Feisal Mohamed and Mary Nyquist’s essay collection is unusual in several respects, most significantly in reprinting a selection of older, classic essays by scholars residing in Canada and adding historical retrospectives by current scholars. These commentaries are followed by new essays that, while quite worthwhile in themselves, are at best loosely related to the preceding material. The end result is eighteen essays and a valuable afterword by Paul Stevens, “Milton in the Far North.” Prospective readers will profit from reading this afterward alongside Mohamed’s and Nyquist’s introduction, which explains how, from the early twentieth century onward, Canadian scholars remained dedicated to historicist approaches to Milton long after they had suffered New Critical eclipse in the United States. Neither summation completely overcomes Balachandra Rajan’s stated [End Page 224] skepticism about the existence of a true Canadian “school” of literary criticism, and both tend to under-represent the influence of British critical traditions learned by most of these Canadians at Cambridge and Oxford, but, certainly, something like what Stevens calls a “Toronto renaissance” led by A.S.P. Woodhouse justifies considering their combined achievements, including Northrop Frye’s formalist variation on historicism. As Hugh McCallum details, this renaissance had as much to do with the force of Woodhouse’s personality as his scholarship, which, while stimulating and in many ways empirically sound, helped create a seventeenth-century “Puritan revolution” marred by anachronism and overstatement. Elizabeth Sauer’s essay on Woodhouse concedes as much without really stating the obvious: that he was partly responsible for the subsequent reaction against exclusively religious explanations of the English civil wars and the current Cambridge school’s rediscovery of classical republicanism, to which many of the commentators included here ironically belong.

_ _ _

List every word or phrase that appears inside quotation marks in the review above.

_ _ _

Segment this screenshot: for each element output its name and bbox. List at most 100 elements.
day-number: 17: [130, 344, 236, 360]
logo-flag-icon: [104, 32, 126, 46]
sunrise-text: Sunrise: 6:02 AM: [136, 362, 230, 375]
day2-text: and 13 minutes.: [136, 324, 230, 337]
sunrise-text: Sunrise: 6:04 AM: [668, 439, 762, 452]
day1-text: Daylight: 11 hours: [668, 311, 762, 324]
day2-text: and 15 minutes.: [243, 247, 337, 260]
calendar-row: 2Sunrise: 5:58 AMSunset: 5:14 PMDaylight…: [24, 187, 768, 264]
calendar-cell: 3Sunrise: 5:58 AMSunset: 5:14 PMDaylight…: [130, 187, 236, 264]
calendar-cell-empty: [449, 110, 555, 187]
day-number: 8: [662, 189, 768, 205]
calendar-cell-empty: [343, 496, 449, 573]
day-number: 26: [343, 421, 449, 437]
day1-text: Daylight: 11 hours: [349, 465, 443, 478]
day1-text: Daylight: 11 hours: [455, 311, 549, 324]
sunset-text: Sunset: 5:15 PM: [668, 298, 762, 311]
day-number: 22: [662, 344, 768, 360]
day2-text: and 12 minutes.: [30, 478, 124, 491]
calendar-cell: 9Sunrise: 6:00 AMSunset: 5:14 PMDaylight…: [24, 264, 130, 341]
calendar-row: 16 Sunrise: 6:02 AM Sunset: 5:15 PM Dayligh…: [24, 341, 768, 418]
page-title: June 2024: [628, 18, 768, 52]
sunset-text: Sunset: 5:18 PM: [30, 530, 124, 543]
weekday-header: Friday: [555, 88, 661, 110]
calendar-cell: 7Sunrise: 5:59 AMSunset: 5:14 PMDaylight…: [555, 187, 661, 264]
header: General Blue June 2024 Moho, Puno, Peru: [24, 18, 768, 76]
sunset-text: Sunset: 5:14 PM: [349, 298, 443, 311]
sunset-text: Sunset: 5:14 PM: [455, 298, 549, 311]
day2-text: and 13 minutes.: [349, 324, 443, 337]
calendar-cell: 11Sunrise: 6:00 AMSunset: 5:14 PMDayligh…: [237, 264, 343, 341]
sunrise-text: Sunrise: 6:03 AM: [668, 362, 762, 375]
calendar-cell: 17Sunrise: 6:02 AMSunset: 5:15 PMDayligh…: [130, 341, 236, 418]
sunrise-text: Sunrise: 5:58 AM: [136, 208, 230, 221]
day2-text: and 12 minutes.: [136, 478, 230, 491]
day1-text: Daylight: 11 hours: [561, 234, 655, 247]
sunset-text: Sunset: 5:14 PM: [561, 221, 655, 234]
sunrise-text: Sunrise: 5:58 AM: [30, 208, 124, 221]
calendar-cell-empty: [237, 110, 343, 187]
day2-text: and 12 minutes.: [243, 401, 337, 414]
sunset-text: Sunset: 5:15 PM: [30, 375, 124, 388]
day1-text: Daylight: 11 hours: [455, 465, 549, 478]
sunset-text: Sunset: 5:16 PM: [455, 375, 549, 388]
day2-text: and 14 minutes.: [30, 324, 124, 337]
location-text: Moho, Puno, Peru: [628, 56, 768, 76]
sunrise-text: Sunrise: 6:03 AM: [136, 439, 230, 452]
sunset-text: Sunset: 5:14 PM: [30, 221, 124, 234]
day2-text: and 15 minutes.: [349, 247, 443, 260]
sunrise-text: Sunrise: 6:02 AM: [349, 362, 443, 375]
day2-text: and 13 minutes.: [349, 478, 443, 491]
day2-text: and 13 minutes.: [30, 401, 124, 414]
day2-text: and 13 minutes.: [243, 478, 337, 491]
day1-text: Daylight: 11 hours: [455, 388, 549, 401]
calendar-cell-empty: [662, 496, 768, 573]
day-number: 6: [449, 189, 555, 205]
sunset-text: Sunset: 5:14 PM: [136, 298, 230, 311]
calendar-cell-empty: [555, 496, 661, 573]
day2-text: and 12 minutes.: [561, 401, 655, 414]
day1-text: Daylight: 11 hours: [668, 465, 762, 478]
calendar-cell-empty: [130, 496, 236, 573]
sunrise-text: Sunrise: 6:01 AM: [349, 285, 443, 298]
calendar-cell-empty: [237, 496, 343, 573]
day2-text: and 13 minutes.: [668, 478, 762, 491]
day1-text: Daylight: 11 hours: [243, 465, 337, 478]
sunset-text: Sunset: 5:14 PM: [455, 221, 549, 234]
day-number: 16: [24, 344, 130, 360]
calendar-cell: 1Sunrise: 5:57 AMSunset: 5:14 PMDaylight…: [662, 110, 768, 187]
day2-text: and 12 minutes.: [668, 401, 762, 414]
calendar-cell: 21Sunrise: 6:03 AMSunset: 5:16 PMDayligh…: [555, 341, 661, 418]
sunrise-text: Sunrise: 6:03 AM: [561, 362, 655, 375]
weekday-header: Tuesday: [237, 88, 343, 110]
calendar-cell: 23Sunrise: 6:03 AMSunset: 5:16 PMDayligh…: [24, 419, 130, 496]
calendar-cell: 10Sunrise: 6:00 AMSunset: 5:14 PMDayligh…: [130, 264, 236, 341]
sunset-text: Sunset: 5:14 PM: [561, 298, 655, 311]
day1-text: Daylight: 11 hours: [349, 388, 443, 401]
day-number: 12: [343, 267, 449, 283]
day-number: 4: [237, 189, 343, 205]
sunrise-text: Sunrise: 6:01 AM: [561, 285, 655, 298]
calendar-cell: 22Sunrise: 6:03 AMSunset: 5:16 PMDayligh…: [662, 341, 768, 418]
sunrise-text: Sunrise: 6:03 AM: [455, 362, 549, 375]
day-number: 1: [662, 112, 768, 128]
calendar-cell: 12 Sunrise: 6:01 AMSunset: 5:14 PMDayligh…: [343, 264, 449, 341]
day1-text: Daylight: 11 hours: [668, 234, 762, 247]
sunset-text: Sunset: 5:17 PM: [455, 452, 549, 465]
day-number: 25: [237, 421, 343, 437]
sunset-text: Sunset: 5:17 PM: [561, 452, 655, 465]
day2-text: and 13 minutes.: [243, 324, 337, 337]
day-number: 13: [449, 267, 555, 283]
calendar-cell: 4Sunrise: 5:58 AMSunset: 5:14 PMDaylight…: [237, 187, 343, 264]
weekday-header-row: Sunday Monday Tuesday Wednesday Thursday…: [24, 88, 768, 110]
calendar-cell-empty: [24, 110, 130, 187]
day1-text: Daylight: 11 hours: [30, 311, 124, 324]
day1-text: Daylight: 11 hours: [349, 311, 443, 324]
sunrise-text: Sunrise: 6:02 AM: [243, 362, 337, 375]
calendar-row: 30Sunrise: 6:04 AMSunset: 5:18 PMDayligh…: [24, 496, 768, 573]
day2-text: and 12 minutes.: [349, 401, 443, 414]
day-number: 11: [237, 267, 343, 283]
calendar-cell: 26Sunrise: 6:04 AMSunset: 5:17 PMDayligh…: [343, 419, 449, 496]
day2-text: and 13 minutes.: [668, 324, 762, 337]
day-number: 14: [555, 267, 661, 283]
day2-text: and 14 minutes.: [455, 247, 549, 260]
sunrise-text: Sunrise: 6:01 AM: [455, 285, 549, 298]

_ _ _

§ The result:
- “Milton in the Far North”
- “school”
- “Toronto renaissance”
- “Puritan revolution”